→ **Task directions**: Extract all of the entries and give them again, word for word.

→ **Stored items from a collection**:
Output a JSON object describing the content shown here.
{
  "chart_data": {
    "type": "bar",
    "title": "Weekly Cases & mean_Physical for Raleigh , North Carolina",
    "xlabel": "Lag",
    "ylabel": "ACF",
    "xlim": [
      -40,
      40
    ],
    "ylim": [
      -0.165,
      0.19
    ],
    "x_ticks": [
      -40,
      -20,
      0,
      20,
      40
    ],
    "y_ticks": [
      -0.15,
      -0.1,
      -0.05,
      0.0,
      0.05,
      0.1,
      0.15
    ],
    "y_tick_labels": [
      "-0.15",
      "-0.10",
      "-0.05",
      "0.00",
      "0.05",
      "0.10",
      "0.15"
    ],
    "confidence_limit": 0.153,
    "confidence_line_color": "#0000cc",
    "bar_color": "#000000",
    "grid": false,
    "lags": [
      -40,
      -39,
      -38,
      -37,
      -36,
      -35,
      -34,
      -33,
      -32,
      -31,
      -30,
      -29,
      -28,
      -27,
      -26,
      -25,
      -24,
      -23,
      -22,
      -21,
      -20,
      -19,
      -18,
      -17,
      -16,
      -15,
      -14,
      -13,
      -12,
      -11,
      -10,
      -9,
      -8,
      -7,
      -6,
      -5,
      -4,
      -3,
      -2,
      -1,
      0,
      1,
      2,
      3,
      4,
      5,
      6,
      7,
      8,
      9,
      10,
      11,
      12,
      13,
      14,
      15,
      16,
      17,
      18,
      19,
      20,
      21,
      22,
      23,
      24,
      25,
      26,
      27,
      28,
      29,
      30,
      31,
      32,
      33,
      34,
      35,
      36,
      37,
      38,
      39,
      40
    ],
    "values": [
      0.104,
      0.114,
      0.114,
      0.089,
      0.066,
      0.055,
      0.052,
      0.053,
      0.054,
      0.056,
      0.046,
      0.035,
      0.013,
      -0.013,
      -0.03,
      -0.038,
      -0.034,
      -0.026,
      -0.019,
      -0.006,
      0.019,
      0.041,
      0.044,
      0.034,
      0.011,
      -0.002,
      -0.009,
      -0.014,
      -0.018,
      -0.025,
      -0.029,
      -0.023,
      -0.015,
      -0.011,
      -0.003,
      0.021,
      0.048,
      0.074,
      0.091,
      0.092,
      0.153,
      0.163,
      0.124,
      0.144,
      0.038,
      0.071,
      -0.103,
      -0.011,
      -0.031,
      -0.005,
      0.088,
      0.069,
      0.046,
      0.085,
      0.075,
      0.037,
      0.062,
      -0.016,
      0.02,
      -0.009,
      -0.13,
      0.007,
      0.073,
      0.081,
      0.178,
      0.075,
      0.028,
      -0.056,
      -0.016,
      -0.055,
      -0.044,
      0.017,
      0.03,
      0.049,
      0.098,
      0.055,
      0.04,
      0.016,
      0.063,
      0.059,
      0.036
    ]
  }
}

→ **Reply**:
Output a JSON object describing the content shown here.
{
  "chart_data": {
    "type": "bar",
    "title": "Weekly Cases & mean_Physical for Raleigh , North Carolina",
    "xlabel": "Lag",
    "ylabel": "ACF",
    "xlim": [
      -40,
      40
    ],
    "ylim": [
      -0.165,
      0.19
    ],
    "x_ticks": [
      -40,
      -20,
      0,
      20,
      40
    ],
    "y_ticks": [
      -0.15,
      -0.1,
      -0.05,
      0.0,
      0.05,
      0.1,
      0.15
    ],
    "y_tick_labels": [
      "-0.15",
      "-0.10",
      "-0.05",
      "0.00",
      "0.05",
      "0.10",
      "0.15"
    ],
    "confidence_limit": 0.153,
    "confidence_line_color": "#0000cc",
    "bar_color": "#000000",
    "grid": false,
    "lags": [
      -40,
      -39,
      -38,
      -37,
      -36,
      -35,
      -34,
      -33,
      -32,
      -31,
      -30,
      -29,
      -28,
      -27,
      -26,
      -25,
      -24,
      -23,
      -22,
      -21,
      -20,
      -19,
      -18,
      -17,
      -16,
      -15,
      -14,
      -13,
      -12,
      -11,
      -10,
      -9,
      -8,
      -7,
      -6,
      -5,
      -4,
      -3,
      -2,
      -1,
      0,
      1,
      2,
      3,
      4,
      5,
      6,
      7,
      8,
      9,
      10,
      11,
      12,
      13,
      14,
      15,
      16,
      17,
      18,
      19,
      20,
      21,
      22,
      23,
      24,
      25,
      26,
      27,
      28,
      29,
      30,
      31,
      32,
      33,
      34,
      35,
      36,
      37,
      38,
      39,
      40
    ],
    "values": [
      0.104,
      0.114,
      0.114,
      0.089,
      0.066,
      0.055,
      0.052,
      0.053,
      0.054,
      0.056,
      0.046,
      0.035,
      0.013,
      -0.013,
      -0.03,
      -0.038,
      -0.034,
      -0.026,
      -0.019,
      -0.006,
      0.019,
      0.041,
      0.044,
      0.034,
      0.011,
      -0.002,
      -0.009,
      -0.014,
      -0.018,
      -0.025,
      -0.029,
      -0.023,
      -0.015,
      -0.011,
      -0.003,
      0.021,
      0.048,
      0.074,
      0.091,
      0.092,
      0.153,
      0.163,
      0.124,
      0.144,
      0.038,
      0.071,
      -0.103,
      -0.011,
      -0.031,
      -0.005,
      0.088,
      0.069,
      0.046,
      0.085,
      0.075,
      0.037,
      0.062,
      -0.016,
      0.02,
      -0.009,
      -0.13,
      0.007,
      0.073,
      0.081,
      0.178,
      0.075,
      0.028,
      -0.056,
      -0.016,
      -0.055,
      -0.044,
      0.017,
      0.03,
      0.049,
      0.098,
      0.055,
      0.04,
      0.016,
      0.063,
      0.059,
      0.036
    ]
  }
}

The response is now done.